(Data entries)
--- Start ---

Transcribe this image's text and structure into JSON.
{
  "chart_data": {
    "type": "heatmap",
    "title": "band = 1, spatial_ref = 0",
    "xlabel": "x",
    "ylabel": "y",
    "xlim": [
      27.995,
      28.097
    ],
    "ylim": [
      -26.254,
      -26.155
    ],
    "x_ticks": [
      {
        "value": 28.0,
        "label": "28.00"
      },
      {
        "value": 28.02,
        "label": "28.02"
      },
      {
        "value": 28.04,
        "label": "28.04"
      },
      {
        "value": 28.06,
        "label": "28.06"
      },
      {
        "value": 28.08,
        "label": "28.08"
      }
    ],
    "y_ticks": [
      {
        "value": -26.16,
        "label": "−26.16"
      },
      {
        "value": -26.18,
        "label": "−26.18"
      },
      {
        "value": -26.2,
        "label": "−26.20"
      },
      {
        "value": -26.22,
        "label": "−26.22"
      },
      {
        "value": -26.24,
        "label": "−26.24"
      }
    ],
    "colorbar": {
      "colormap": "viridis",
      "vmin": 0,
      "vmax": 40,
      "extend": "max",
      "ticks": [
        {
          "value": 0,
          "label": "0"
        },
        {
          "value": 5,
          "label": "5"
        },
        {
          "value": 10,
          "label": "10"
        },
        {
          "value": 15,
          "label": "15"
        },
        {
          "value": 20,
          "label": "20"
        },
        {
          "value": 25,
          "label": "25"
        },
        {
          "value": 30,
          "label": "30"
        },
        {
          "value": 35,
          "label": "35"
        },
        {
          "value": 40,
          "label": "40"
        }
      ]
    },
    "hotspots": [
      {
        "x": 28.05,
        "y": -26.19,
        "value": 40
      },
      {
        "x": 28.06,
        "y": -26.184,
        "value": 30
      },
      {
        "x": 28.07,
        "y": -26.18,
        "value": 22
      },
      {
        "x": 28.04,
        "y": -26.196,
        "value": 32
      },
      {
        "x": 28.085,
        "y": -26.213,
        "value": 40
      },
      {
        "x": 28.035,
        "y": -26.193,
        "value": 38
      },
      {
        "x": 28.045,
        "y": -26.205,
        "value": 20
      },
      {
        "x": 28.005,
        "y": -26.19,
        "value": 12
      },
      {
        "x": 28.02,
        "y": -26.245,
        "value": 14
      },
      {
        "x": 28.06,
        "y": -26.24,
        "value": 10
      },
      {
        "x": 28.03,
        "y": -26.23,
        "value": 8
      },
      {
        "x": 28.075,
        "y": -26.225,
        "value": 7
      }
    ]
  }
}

--- End ---

◆ Written exercise
Above are the records; retype them all without a single difference.

◆ Response to the exercise
Transcribe this image's text and structure into JSON.
{
  "chart_data": {
    "type": "heatmap",
    "title": "band = 1, spatial_ref = 0",
    "xlabel": "x",
    "ylabel": "y",
    "xlim": [
      27.995,
      28.097
    ],
    "ylim": [
      -26.254,
      -26.155
    ],
    "x_ticks": [
      {
        "value": 28.0,
        "label": "28.00"
      },
      {
        "value": 28.02,
        "label": "28.02"
      },
      {
        "value": 28.04,
        "label": "28.04"
      },
      {
        "value": 28.06,
        "label": "28.06"
      },
      {
        "value": 28.08,
        "label": "28.08"
      }
    ],
    "y_ticks": [
      {
        "value": -26.16,
        "label": "−26.16"
      },
      {
        "value": -26.18,
        "label": "−26.18"
      },
      {
        "value": -26.2,
        "label": "−26.20"
      },
      {
        "value": -26.22,
        "label": "−26.22"
      },
      {
        "value": -26.24,
        "label": "−26.24"
      }
    ],
    "colorbar": {
      "colormap": "viridis",
      "vmin": 0,
      "vmax": 40,
      "extend": "max",
      "ticks": [
        {
          "value": 0,
          "label": "0"
        },
        {
          "value": 5,
          "label": "5"
        },
        {
          "value": 10,
          "label": "10"
        },
        {
          "value": 15,
          "label": "15"
        },
        {
          "value": 20,
          "label": "20"
        },
        {
          "value": 25,
          "label": "25"
        },
        {
          "value": 30,
          "label": "30"
        },
        {
          "value": 35,
          "label": "35"
        },
        {
          "value": 40,
          "label": "40"
        }
      ]
    },
    "hotspots": [
      {
        "x": 28.05,
        "y": -26.19,
        "value": 40
      },
      {
        "x": 28.06,
        "y": -26.184,
        "value": 30
      },
      {
        "x": 28.07,
        "y": -26.18,
        "value": 22
      },
      {
        "x": 28.04,
        "y": -26.196,
        "value": 32
      },
      {
        "x": 28.085,
        "y": -26.213,
        "value": 40
      },
      {
        "x": 28.035,
        "y": -26.193,
        "value": 38
      },
      {
        "x": 28.045,
        "y": -26.205,
        "value": 20
      },
      {
        "x": 28.005,
        "y": -26.19,
        "value": 12
      },
      {
        "x": 28.02,
        "y": -26.245,
        "value": 14
      },
      {
        "x": 28.06,
        "y": -26.24,
        "value": 10
      },
      {
        "x": 28.03,
        "y": -26.23,
        "value": 8
      },
      {
        "x": 28.075,
        "y": -26.225,
        "value": 7
      }
    ]
  }
}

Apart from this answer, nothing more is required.